**YOUR GOAL:** Write out exactly the lines running from the line that includes "Read all visible" to the end of the data, both ends included, and nothing besides.

[Dataset excerpt]
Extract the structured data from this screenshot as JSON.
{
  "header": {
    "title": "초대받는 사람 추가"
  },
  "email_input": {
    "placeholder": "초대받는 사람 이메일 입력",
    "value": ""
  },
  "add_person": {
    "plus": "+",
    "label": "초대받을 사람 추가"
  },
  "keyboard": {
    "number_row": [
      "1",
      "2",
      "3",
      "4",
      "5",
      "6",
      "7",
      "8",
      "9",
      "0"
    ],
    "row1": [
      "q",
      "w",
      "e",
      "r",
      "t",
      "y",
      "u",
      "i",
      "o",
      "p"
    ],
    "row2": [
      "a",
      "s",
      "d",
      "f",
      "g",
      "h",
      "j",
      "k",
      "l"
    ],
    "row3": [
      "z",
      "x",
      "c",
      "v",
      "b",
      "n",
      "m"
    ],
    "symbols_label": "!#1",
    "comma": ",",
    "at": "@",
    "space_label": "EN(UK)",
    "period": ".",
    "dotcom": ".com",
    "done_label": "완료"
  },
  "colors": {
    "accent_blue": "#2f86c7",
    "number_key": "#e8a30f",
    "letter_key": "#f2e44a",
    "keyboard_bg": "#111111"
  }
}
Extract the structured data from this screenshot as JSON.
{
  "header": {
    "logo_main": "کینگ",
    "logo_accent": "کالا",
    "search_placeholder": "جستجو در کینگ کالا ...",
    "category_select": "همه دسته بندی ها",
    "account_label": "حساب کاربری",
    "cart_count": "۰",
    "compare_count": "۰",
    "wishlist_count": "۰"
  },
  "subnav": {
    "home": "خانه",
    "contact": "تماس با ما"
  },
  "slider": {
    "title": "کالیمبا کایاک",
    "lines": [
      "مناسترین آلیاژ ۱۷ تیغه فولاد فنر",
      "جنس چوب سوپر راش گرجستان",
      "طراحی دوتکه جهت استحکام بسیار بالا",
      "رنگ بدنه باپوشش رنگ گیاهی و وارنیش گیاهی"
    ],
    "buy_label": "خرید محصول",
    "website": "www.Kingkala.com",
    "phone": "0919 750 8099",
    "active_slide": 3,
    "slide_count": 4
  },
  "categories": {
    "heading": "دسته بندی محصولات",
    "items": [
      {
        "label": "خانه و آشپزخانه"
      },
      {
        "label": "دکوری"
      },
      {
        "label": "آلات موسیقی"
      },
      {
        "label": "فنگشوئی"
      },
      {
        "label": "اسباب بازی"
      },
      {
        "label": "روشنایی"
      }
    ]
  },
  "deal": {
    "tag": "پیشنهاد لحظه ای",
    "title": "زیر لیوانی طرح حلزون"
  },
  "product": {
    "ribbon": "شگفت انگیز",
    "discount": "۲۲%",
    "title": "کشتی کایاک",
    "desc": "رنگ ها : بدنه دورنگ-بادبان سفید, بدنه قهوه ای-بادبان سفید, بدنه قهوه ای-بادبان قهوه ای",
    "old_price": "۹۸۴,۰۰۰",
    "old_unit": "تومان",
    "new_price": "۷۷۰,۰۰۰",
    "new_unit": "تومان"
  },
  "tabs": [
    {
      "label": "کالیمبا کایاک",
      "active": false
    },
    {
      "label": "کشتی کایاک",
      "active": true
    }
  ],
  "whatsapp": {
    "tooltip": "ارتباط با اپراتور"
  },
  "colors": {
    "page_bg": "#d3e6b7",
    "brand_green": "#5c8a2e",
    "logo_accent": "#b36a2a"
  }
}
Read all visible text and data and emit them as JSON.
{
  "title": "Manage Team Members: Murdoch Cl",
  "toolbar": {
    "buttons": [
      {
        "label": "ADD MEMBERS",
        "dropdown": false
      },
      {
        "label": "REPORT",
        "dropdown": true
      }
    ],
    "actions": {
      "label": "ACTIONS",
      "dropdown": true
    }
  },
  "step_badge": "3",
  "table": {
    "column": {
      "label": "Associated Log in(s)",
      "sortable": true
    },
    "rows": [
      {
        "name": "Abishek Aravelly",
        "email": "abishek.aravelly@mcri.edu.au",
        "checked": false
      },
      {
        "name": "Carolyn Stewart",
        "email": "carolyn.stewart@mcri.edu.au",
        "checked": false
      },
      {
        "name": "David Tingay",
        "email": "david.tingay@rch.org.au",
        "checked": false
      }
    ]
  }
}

**RESULT OF THE EXERCISE:**
Read all visible text and data and emit them as JSON.
{
  "title": "Manage Team Members: Murdoch Cl",
  "toolbar": {
    "buttons": [
      {
        "label": "ADD MEMBERS",
        "dropdown": false
      },
      {
        "label": "REPORT",
        "dropdown": true
      }
    ],
    "actions": {
      "label": "ACTIONS",
      "dropdown": true
    }
  },
  "step_badge": "3",
  "table": {
    "column": {
      "label": "Associated Log in(s)",
      "sortable": true
    },
    "rows": [
      {
        "name": "Abishek Aravelly",
        "email": "abishek.aravelly@mcri.edu.au",
        "checked": false
      },
      {
        "name": "Carolyn Stewart",
        "email": "carolyn.stewart@mcri.edu.au",
        "checked": false
      },
      {
        "name": "David Tingay",
        "email": "david.tingay@rch.org.au",
        "checked": false
      }
    ]
  }
}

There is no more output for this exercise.